Tally the lines containing the word "this", and report the tally alone.
## BEGIN Information supplied
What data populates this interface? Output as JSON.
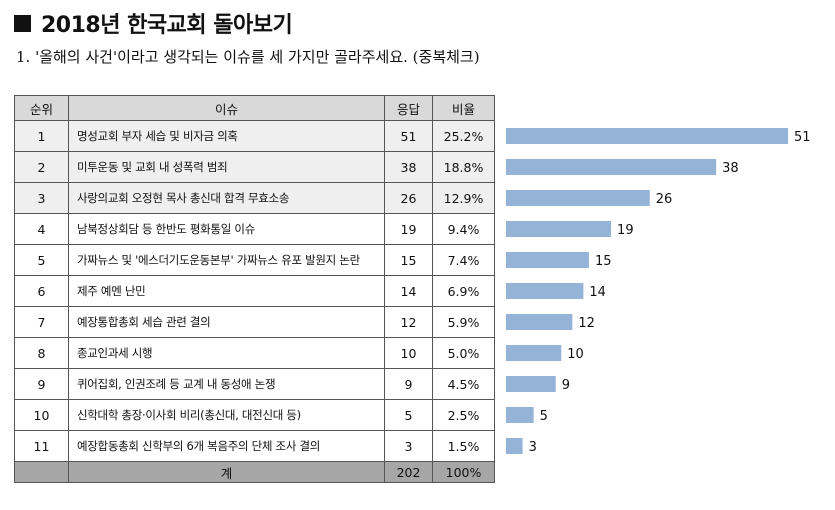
{
  "header": {
    "title": "2018년 한국교회 돌아보기",
    "question": "1. '올해의 사건'이라고 생각되는 이슈를 세 가지만 골라주세요. (중복체크)"
  },
  "table": {
    "columns": [
      "순위",
      "이슈",
      "응답",
      "비율"
    ],
    "rows": [
      {
        "rank": "1",
        "issue": "명성교회 부자 세습 및 비자금 의혹",
        "count": "51",
        "pct": "25.2%"
      },
      {
        "rank": "2",
        "issue": "미투운동 및 교회 내 성폭력 범죄",
        "count": "38",
        "pct": "18.8%"
      },
      {
        "rank": "3",
        "issue": "사랑의교회 오정현 목사 총신대 합격 무효소송",
        "count": "26",
        "pct": "12.9%"
      },
      {
        "rank": "4",
        "issue": "남북정상회담 등 한반도 평화통일 이슈",
        "count": "19",
        "pct": "9.4%"
      },
      {
        "rank": "5",
        "issue": "가짜뉴스 및 '에스더기도운동본부' 가짜뉴스 유포 발원지 논란",
        "count": "15",
        "pct": "7.4%"
      },
      {
        "rank": "6",
        "issue": "제주 예멘 난민",
        "count": "14",
        "pct": "6.9%"
      },
      {
        "rank": "7",
        "issue": "예장통합총회 세습 관련 결의",
        "count": "12",
        "pct": "5.9%"
      },
      {
        "rank": "8",
        "issue": "종교인과세 시행",
        "count": "10",
        "pct": "5.0%"
      },
      {
        "rank": "9",
        "issue": "퀴어집회, 인권조례 등 교계 내 동성애 논쟁",
        "count": "9",
        "pct": "4.5%"
      },
      {
        "rank": "10",
        "issue": "신학대학 총장·이사회 비리(총신대, 대전신대 등)",
        "count": "5",
        "pct": "2.5%"
      },
      {
        "rank": "11",
        "issue": "예장합동총회 신학부의 6개 복음주의 단체 조사 결의",
        "count": "3",
        "pct": "1.5%"
      }
    ],
    "total": {
      "label": "계",
      "count": "202",
      "pct": "100%"
    }
  },
  "chart_data": {
    "type": "bar",
    "orientation": "horizontal",
    "categories": [
      "명성교회 부자 세습 및 비자금 의혹",
      "미투운동 및 교회 내 성폭력 범죄",
      "사랑의교회 오정현 목사 총신대 합격 무효소송",
      "남북정상회담 등 한반도 평화통일 이슈",
      "가짜뉴스 및 '에스더기도운동본부' 가짜뉴스 유포 발원지 논란",
      "제주 예멘 난민",
      "예장통합총회 세습 관련 결의",
      "종교인과세 시행",
      "퀴어집회, 인권조례 등 교계 내 동성애 논쟁",
      "신학대학 총장·이사회 비리(총신대, 대전신대 등)",
      "예장합동총회 신학부의 6개 복음주의 단체 조사 결의"
    ],
    "values": [
      51,
      38,
      26,
      19,
      15,
      14,
      12,
      10,
      9,
      5,
      3
    ],
    "data_labels": [
      "51",
      "38",
      "26",
      "19",
      "15",
      "14",
      "12",
      "10",
      "9",
      "5",
      "3"
    ],
    "xlim": [
      0,
      51
    ],
    "bar_color": "#95b3d7",
    "grid": false,
    "legend": "none"
  }
}
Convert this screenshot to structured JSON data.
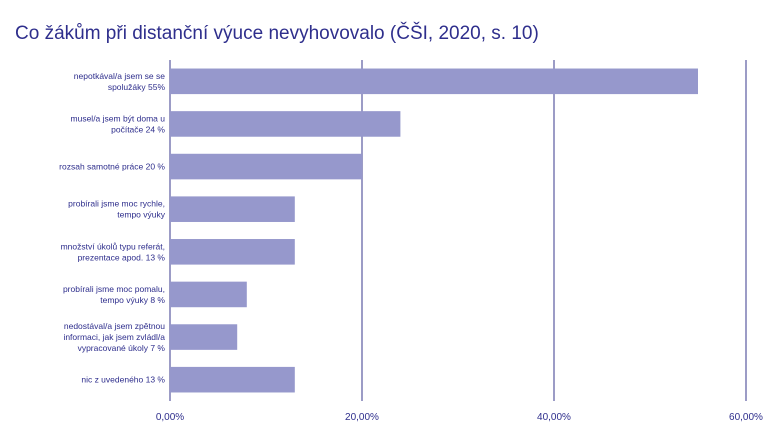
{
  "title": "Co žákům při distanční výuce nevyhovovalo (ČŠI, 2020, s. 10)",
  "chart_data": {
    "type": "bar",
    "orientation": "horizontal",
    "title": "Co žákům při distanční výuce nevyhovovalo (ČŠI, 2020, s. 10)",
    "categories": [
      [
        "nepotkával/a jsem se se",
        "spolužáky 55%"
      ],
      [
        "musel/a jsem být doma u",
        "počítače 24 %"
      ],
      [
        "rozsah samotné práce 20 %"
      ],
      [
        "probírali jsme moc rychle,",
        "tempo výuky"
      ],
      [
        "množství úkolů typu referát,",
        "prezentace apod. 13 %"
      ],
      [
        "probírali jsme moc pomalu,",
        "tempo výuky 8 %"
      ],
      [
        "nedostával/a jsem zpětnou",
        "informaci, jak jsem zvládl/a",
        "vypracované úkoly 7 %"
      ],
      [
        "nic z uvedeného 13 %"
      ]
    ],
    "values": [
      0.55,
      0.24,
      0.2,
      0.13,
      0.13,
      0.08,
      0.07,
      0.13
    ],
    "xlim": [
      0,
      0.6
    ],
    "xticks": [
      0,
      0.2,
      0.4,
      0.6
    ],
    "xtick_labels": [
      "0,00%",
      "20,00%",
      "40,00%",
      "60,00%"
    ],
    "xlabel": "",
    "ylabel": "",
    "grid": "vertical",
    "legend": "none",
    "colors": {
      "bar": "#9698cc",
      "grid": "#3a3a8c",
      "text": "#2e2e8c"
    }
  }
}
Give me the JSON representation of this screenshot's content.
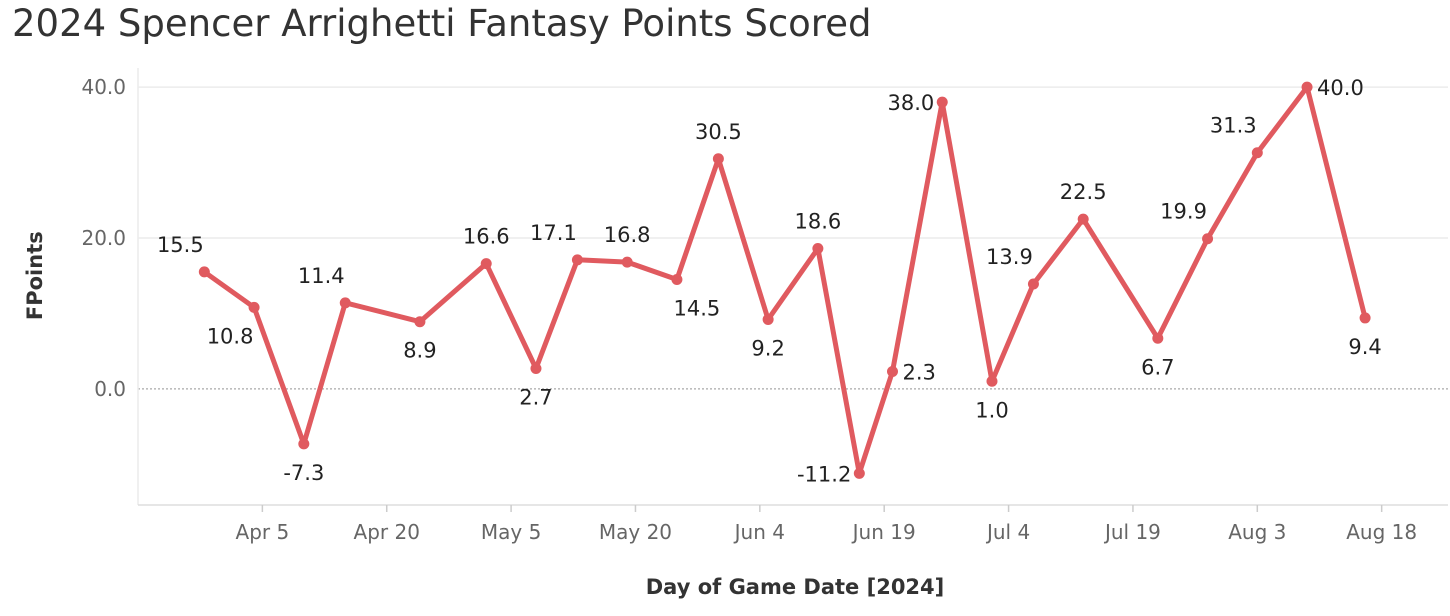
{
  "title": "2024 Spencer Arrighetti Fantasy Points Scored",
  "colors": {
    "line": "#e05a5f",
    "grid": "#ececec",
    "zero_line": "#a8a8a8",
    "axis": "#dddddd"
  },
  "chart_data": {
    "type": "line",
    "title": "2024 Spencer Arrighetti Fantasy Points Scored",
    "xlabel": "Day of Game Date [2024]",
    "ylabel": "FPoints",
    "ylim": [
      -15,
      42
    ],
    "yticks": [
      0,
      20,
      40
    ],
    "ytick_labels": [
      "0.0",
      "20.0",
      "40.0"
    ],
    "xlim": [
      "2024-03-21",
      "2024-08-26"
    ],
    "xticks": [
      "2024-04-05",
      "2024-04-20",
      "2024-05-05",
      "2024-05-20",
      "2024-06-04",
      "2024-06-19",
      "2024-07-04",
      "2024-07-19",
      "2024-08-03",
      "2024-08-18"
    ],
    "xtick_labels": [
      "Apr 5",
      "Apr 20",
      "May 5",
      "May 20",
      "Jun 4",
      "Jun 19",
      "Jul 4",
      "Jul 19",
      "Aug 3",
      "Aug 18"
    ],
    "grid": true,
    "series": [
      {
        "points": [
          {
            "x": "2024-03-29",
            "y": 15.5,
            "label": "15.5",
            "pos": "above-left"
          },
          {
            "x": "2024-04-04",
            "y": 10.8,
            "label": "10.8",
            "pos": "below-left"
          },
          {
            "x": "2024-04-10",
            "y": -7.3,
            "label": "-7.3",
            "pos": "below"
          },
          {
            "x": "2024-04-15",
            "y": 11.4,
            "label": "11.4",
            "pos": "above-left"
          },
          {
            "x": "2024-04-24",
            "y": 8.9,
            "label": "8.9",
            "pos": "below"
          },
          {
            "x": "2024-05-02",
            "y": 16.6,
            "label": "16.6",
            "pos": "above"
          },
          {
            "x": "2024-05-08",
            "y": 2.7,
            "label": "2.7",
            "pos": "below"
          },
          {
            "x": "2024-05-13",
            "y": 17.1,
            "label": "17.1",
            "pos": "above-left"
          },
          {
            "x": "2024-05-19",
            "y": 16.8,
            "label": "16.8",
            "pos": "above"
          },
          {
            "x": "2024-05-25",
            "y": 14.5,
            "label": "14.5",
            "pos": "below-right"
          },
          {
            "x": "2024-05-30",
            "y": 30.5,
            "label": "30.5",
            "pos": "above"
          },
          {
            "x": "2024-06-05",
            "y": 9.2,
            "label": "9.2",
            "pos": "below"
          },
          {
            "x": "2024-06-11",
            "y": 18.6,
            "label": "18.6",
            "pos": "above"
          },
          {
            "x": "2024-06-16",
            "y": -11.2,
            "label": "-11.2",
            "pos": "left"
          },
          {
            "x": "2024-06-20",
            "y": 2.3,
            "label": "2.3",
            "pos": "right"
          },
          {
            "x": "2024-06-26",
            "y": 38.0,
            "label": "38.0",
            "pos": "left"
          },
          {
            "x": "2024-07-02",
            "y": 1.0,
            "label": "1.0",
            "pos": "below"
          },
          {
            "x": "2024-07-07",
            "y": 13.9,
            "label": "13.9",
            "pos": "above-left"
          },
          {
            "x": "2024-07-13",
            "y": 22.5,
            "label": "22.5",
            "pos": "above"
          },
          {
            "x": "2024-07-22",
            "y": 6.7,
            "label": "6.7",
            "pos": "below"
          },
          {
            "x": "2024-07-28",
            "y": 19.9,
            "label": "19.9",
            "pos": "above-left"
          },
          {
            "x": "2024-08-03",
            "y": 31.3,
            "label": "31.3",
            "pos": "above-left"
          },
          {
            "x": "2024-08-09",
            "y": 40.0,
            "label": "40.0",
            "pos": "right"
          },
          {
            "x": "2024-08-16",
            "y": 9.4,
            "label": "9.4",
            "pos": "below"
          }
        ]
      }
    ]
  }
}
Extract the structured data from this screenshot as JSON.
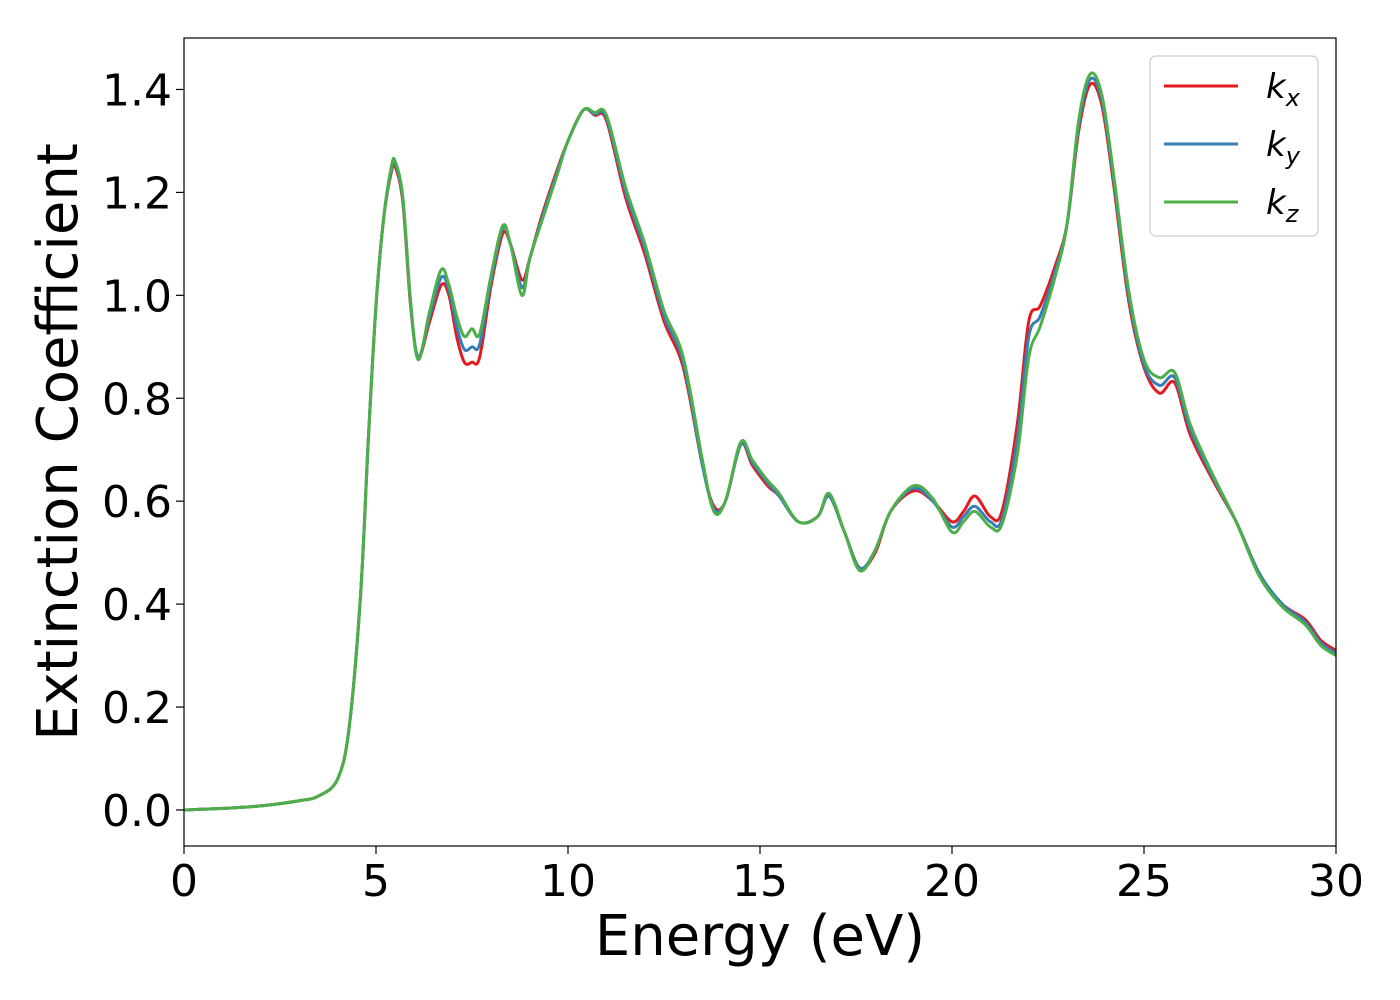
{
  "chart_data": {
    "type": "line",
    "title": "",
    "xlabel": "Energy (eV)",
    "ylabel": "Extinction Coefficient",
    "xlim": [
      0,
      30
    ],
    "ylim": [
      -0.07,
      1.5
    ],
    "xticks": [
      0,
      5,
      10,
      15,
      20,
      25,
      30
    ],
    "xtick_labels": [
      "0",
      "5",
      "10",
      "15",
      "20",
      "25",
      "30"
    ],
    "yticks": [
      0.0,
      0.2,
      0.4,
      0.6,
      0.8,
      1.0,
      1.2,
      1.4
    ],
    "ytick_labels": [
      "0.0",
      "0.2",
      "0.4",
      "0.6",
      "0.8",
      "1.0",
      "1.2",
      "1.4"
    ],
    "grid": false,
    "legend_position": "top-right",
    "series": [
      {
        "name": "k",
        "subscript": "x",
        "color": "#e41a1c",
        "x": [
          0,
          1,
          2,
          3,
          3.5,
          4,
          4.3,
          4.6,
          4.8,
          5.0,
          5.2,
          5.4,
          5.5,
          5.7,
          5.9,
          6.1,
          6.4,
          6.7,
          6.9,
          7.1,
          7.3,
          7.5,
          7.7,
          8.0,
          8.3,
          8.5,
          8.8,
          9.0,
          9.3,
          9.7,
          10.0,
          10.4,
          10.7,
          11.0,
          11.5,
          12.0,
          12.5,
          13.0,
          13.5,
          13.8,
          14.1,
          14.5,
          14.8,
          15.2,
          15.5,
          16.0,
          16.5,
          16.8,
          17.2,
          17.6,
          18.0,
          18.4,
          19.0,
          19.5,
          20.0,
          20.3,
          20.6,
          21.0,
          21.3,
          21.7,
          22.0,
          22.3,
          22.7,
          23.0,
          23.3,
          23.6,
          23.9,
          24.2,
          24.6,
          25.0,
          25.4,
          25.8,
          26.2,
          26.8,
          27.4,
          28.0,
          28.6,
          29.2,
          29.6,
          30.0
        ],
        "y": [
          0.0,
          0.003,
          0.008,
          0.018,
          0.027,
          0.06,
          0.16,
          0.42,
          0.72,
          0.98,
          1.15,
          1.24,
          1.25,
          1.18,
          0.98,
          0.88,
          0.95,
          1.02,
          1.0,
          0.92,
          0.87,
          0.87,
          0.88,
          1.02,
          1.12,
          1.1,
          1.03,
          1.07,
          1.15,
          1.24,
          1.3,
          1.36,
          1.35,
          1.34,
          1.19,
          1.08,
          0.95,
          0.86,
          0.67,
          0.59,
          0.6,
          0.71,
          0.67,
          0.63,
          0.61,
          0.56,
          0.57,
          0.61,
          0.54,
          0.47,
          0.5,
          0.58,
          0.62,
          0.6,
          0.56,
          0.58,
          0.61,
          0.57,
          0.58,
          0.75,
          0.95,
          0.98,
          1.06,
          1.14,
          1.32,
          1.41,
          1.37,
          1.22,
          0.99,
          0.86,
          0.81,
          0.83,
          0.73,
          0.64,
          0.56,
          0.46,
          0.4,
          0.37,
          0.33,
          0.31
        ]
      },
      {
        "name": "k",
        "subscript": "y",
        "color": "#377eb8",
        "x": [
          0,
          1,
          2,
          3,
          3.5,
          4,
          4.3,
          4.6,
          4.8,
          5.0,
          5.2,
          5.4,
          5.5,
          5.7,
          5.9,
          6.1,
          6.4,
          6.7,
          6.9,
          7.1,
          7.3,
          7.5,
          7.7,
          8.0,
          8.3,
          8.5,
          8.8,
          9.0,
          9.3,
          9.7,
          10.0,
          10.4,
          10.7,
          11.0,
          11.5,
          12.0,
          12.5,
          13.0,
          13.5,
          13.8,
          14.1,
          14.5,
          14.8,
          15.2,
          15.5,
          16.0,
          16.5,
          16.8,
          17.2,
          17.6,
          18.0,
          18.4,
          19.0,
          19.5,
          20.0,
          20.3,
          20.6,
          21.0,
          21.3,
          21.7,
          22.0,
          22.3,
          22.7,
          23.0,
          23.3,
          23.6,
          23.9,
          24.2,
          24.6,
          25.0,
          25.4,
          25.8,
          26.2,
          26.8,
          27.4,
          28.0,
          28.6,
          29.2,
          29.6,
          30.0
        ],
        "y": [
          0.0,
          0.003,
          0.008,
          0.018,
          0.027,
          0.06,
          0.16,
          0.42,
          0.72,
          0.98,
          1.15,
          1.245,
          1.255,
          1.185,
          0.985,
          0.88,
          0.96,
          1.035,
          1.01,
          0.94,
          0.895,
          0.9,
          0.905,
          1.03,
          1.13,
          1.1,
          1.015,
          1.07,
          1.145,
          1.235,
          1.3,
          1.36,
          1.352,
          1.345,
          1.2,
          1.09,
          0.96,
          0.87,
          0.67,
          0.585,
          0.6,
          0.71,
          0.675,
          0.635,
          0.61,
          0.56,
          0.57,
          0.61,
          0.54,
          0.47,
          0.505,
          0.58,
          0.625,
          0.6,
          0.55,
          0.57,
          0.59,
          0.56,
          0.565,
          0.72,
          0.92,
          0.96,
          1.05,
          1.14,
          1.33,
          1.42,
          1.38,
          1.23,
          1.0,
          0.865,
          0.825,
          0.84,
          0.74,
          0.645,
          0.56,
          0.46,
          0.4,
          0.365,
          0.325,
          0.305
        ]
      },
      {
        "name": "k",
        "subscript": "z",
        "color": "#4daf4a",
        "x": [
          0,
          1,
          2,
          3,
          3.5,
          4,
          4.3,
          4.6,
          4.8,
          5.0,
          5.2,
          5.4,
          5.5,
          5.7,
          5.9,
          6.1,
          6.4,
          6.7,
          6.9,
          7.1,
          7.3,
          7.5,
          7.7,
          8.0,
          8.3,
          8.5,
          8.8,
          9.0,
          9.3,
          9.7,
          10.0,
          10.4,
          10.7,
          11.0,
          11.5,
          12.0,
          12.5,
          13.0,
          13.5,
          13.8,
          14.1,
          14.5,
          14.8,
          15.2,
          15.5,
          16.0,
          16.5,
          16.8,
          17.2,
          17.6,
          18.0,
          18.4,
          19.0,
          19.5,
          20.0,
          20.3,
          20.6,
          21.0,
          21.3,
          21.7,
          22.0,
          22.3,
          22.7,
          23.0,
          23.3,
          23.6,
          23.9,
          24.2,
          24.6,
          25.0,
          25.4,
          25.8,
          26.2,
          26.8,
          27.4,
          28.0,
          28.6,
          29.2,
          29.6,
          30.0
        ],
        "y": [
          0.0,
          0.003,
          0.008,
          0.018,
          0.027,
          0.06,
          0.16,
          0.42,
          0.72,
          0.98,
          1.15,
          1.25,
          1.26,
          1.19,
          0.99,
          0.875,
          0.97,
          1.05,
          1.02,
          0.96,
          0.92,
          0.935,
          0.925,
          1.04,
          1.135,
          1.1,
          1.0,
          1.07,
          1.14,
          1.23,
          1.3,
          1.36,
          1.355,
          1.35,
          1.21,
          1.1,
          0.97,
          0.88,
          0.68,
          0.58,
          0.6,
          0.715,
          0.68,
          0.64,
          0.615,
          0.56,
          0.57,
          0.615,
          0.54,
          0.465,
          0.505,
          0.58,
          0.63,
          0.605,
          0.54,
          0.56,
          0.58,
          0.55,
          0.555,
          0.69,
          0.88,
          0.94,
          1.04,
          1.14,
          1.34,
          1.43,
          1.39,
          1.24,
          1.01,
          0.875,
          0.84,
          0.85,
          0.75,
          0.65,
          0.56,
          0.455,
          0.395,
          0.36,
          0.32,
          0.3
        ]
      }
    ]
  }
}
## END Information supplied
» Task answer: 4